*GOAL:* Only the number is wanted: count the lines that include the word "JSON".

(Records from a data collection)
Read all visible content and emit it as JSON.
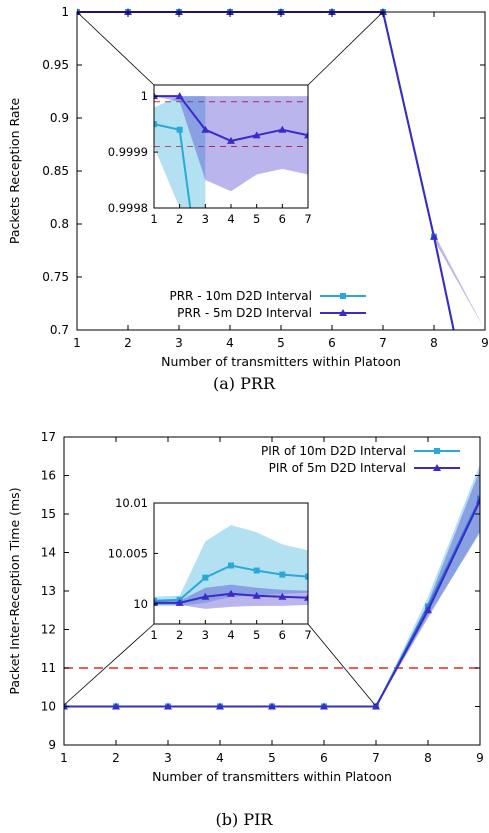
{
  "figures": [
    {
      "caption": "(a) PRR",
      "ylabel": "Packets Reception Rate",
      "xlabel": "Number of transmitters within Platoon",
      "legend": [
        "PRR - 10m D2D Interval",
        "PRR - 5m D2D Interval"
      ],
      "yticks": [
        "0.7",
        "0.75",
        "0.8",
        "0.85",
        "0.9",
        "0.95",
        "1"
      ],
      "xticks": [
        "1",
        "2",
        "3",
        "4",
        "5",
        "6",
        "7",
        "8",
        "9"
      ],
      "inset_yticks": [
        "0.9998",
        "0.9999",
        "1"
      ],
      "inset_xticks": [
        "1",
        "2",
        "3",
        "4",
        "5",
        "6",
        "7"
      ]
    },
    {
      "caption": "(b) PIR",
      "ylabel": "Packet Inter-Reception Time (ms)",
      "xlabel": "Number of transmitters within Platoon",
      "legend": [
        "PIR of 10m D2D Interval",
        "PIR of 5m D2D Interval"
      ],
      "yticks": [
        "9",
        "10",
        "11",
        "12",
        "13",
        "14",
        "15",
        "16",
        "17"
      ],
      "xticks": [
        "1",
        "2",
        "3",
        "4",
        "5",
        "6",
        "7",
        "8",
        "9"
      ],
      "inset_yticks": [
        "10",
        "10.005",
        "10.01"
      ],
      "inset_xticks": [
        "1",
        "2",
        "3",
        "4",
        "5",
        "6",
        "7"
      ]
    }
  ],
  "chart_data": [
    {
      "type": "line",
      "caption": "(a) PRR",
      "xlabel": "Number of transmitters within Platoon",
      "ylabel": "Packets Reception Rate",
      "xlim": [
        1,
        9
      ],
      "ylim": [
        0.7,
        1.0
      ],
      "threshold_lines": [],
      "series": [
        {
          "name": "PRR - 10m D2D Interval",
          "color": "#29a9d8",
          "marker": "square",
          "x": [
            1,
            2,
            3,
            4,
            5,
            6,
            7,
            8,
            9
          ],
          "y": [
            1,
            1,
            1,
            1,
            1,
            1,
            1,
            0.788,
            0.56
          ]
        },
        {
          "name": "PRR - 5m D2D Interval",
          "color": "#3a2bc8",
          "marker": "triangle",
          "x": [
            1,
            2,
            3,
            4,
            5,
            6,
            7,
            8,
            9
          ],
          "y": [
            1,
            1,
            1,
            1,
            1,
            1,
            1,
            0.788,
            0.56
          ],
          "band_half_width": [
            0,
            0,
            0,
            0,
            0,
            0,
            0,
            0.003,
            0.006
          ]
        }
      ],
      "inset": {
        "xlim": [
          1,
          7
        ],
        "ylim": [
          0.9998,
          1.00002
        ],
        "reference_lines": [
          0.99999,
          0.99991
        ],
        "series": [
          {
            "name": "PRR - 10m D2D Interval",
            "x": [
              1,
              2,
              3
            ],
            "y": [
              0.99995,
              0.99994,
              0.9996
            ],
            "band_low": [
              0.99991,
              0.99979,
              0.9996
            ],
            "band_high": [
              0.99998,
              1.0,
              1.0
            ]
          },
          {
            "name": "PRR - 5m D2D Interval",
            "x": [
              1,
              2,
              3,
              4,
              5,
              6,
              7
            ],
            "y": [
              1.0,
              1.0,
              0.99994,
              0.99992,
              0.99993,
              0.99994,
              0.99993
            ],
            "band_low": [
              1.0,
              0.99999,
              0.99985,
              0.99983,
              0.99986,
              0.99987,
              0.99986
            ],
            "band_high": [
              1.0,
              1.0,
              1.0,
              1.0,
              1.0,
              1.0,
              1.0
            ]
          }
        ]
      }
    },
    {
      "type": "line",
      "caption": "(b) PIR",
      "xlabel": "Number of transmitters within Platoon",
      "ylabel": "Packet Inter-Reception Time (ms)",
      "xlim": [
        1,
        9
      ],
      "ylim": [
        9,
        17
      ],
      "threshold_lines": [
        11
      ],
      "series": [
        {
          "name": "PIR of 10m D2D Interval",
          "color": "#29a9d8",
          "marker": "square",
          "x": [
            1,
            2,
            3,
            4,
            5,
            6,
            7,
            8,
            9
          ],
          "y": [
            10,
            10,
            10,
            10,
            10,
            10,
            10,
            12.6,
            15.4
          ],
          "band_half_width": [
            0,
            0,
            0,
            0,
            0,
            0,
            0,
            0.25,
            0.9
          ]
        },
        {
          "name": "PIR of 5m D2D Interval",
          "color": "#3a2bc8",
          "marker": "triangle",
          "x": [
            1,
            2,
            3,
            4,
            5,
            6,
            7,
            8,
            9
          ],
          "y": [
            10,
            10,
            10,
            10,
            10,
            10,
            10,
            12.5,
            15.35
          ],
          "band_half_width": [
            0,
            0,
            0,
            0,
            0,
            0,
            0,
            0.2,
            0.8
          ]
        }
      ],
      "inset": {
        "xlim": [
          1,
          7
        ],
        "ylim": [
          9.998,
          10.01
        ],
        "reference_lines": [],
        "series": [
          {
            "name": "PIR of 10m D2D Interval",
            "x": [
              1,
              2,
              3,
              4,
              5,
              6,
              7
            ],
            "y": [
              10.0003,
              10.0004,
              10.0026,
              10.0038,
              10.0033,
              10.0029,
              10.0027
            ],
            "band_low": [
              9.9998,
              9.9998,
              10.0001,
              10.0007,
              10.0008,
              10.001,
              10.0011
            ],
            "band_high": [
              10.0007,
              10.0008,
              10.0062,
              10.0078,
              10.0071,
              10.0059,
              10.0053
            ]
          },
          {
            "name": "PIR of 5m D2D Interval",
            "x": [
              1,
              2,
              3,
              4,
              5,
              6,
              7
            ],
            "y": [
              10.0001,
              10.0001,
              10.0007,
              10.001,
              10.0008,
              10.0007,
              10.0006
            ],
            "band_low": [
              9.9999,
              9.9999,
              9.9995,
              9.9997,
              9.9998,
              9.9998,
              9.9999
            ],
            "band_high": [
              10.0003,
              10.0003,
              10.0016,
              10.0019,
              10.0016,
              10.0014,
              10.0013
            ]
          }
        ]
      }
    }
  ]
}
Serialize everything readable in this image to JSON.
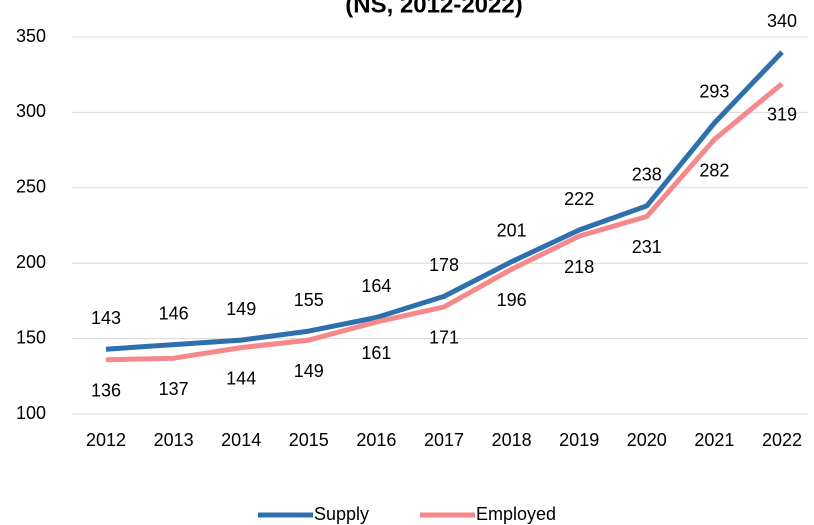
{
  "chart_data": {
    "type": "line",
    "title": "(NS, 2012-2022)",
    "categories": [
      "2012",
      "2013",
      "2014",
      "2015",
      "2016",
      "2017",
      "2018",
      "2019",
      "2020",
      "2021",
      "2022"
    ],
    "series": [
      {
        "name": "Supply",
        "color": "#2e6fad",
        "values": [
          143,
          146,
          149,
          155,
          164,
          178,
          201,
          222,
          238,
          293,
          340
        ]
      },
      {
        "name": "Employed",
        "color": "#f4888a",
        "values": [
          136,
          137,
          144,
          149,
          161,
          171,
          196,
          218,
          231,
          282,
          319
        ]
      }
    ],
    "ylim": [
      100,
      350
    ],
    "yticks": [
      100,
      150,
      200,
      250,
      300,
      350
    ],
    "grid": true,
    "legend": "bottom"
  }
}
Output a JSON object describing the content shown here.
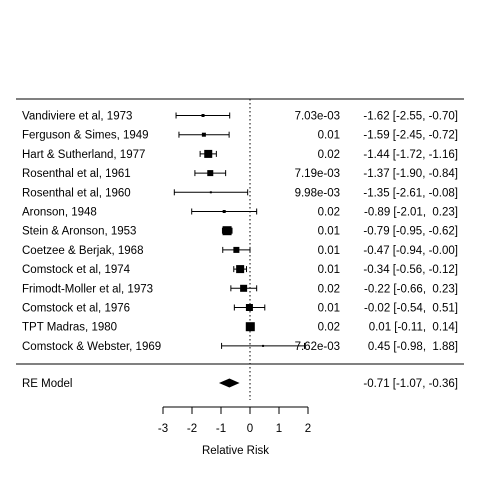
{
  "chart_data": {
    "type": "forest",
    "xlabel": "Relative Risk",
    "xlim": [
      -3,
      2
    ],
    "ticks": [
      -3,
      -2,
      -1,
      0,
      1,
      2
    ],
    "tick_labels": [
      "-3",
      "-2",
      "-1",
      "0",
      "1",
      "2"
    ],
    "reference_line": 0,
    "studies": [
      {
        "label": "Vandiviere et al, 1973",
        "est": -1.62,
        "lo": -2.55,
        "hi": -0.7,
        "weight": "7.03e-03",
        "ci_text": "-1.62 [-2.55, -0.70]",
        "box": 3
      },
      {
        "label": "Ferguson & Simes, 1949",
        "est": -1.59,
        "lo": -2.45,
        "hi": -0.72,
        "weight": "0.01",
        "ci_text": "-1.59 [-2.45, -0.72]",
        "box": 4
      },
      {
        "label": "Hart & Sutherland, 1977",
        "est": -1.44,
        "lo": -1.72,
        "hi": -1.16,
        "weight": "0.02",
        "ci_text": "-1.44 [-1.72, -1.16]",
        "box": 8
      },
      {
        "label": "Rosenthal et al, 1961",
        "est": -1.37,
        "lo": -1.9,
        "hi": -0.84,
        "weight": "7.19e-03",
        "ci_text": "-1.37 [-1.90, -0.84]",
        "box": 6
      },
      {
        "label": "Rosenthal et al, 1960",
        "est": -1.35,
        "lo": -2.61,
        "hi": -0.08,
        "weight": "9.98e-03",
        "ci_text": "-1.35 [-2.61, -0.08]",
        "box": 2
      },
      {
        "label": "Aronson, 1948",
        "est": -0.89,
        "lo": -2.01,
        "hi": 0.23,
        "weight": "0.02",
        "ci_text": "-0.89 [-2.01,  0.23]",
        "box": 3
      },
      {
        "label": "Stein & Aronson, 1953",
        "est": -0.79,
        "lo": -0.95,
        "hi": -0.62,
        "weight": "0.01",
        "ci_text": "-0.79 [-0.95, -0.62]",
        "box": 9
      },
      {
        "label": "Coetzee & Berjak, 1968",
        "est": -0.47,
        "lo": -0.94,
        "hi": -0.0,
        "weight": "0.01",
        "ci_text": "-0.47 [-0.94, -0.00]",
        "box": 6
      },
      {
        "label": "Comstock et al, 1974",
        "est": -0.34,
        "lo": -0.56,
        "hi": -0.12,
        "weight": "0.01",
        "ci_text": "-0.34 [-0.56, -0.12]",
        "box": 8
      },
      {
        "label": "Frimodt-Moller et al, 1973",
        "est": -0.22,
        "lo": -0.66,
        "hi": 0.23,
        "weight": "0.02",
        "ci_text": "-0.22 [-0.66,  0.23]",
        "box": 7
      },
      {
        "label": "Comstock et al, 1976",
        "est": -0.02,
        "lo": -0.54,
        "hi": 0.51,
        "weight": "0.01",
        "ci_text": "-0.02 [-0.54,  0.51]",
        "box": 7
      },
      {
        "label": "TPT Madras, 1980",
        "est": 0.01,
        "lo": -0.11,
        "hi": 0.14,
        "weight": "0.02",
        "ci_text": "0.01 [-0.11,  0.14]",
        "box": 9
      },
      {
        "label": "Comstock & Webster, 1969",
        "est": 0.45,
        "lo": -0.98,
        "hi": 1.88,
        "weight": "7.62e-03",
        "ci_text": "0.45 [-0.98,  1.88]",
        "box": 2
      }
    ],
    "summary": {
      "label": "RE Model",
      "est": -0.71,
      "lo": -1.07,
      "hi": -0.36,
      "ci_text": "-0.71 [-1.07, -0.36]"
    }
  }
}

*TASK RESPONSE:* 3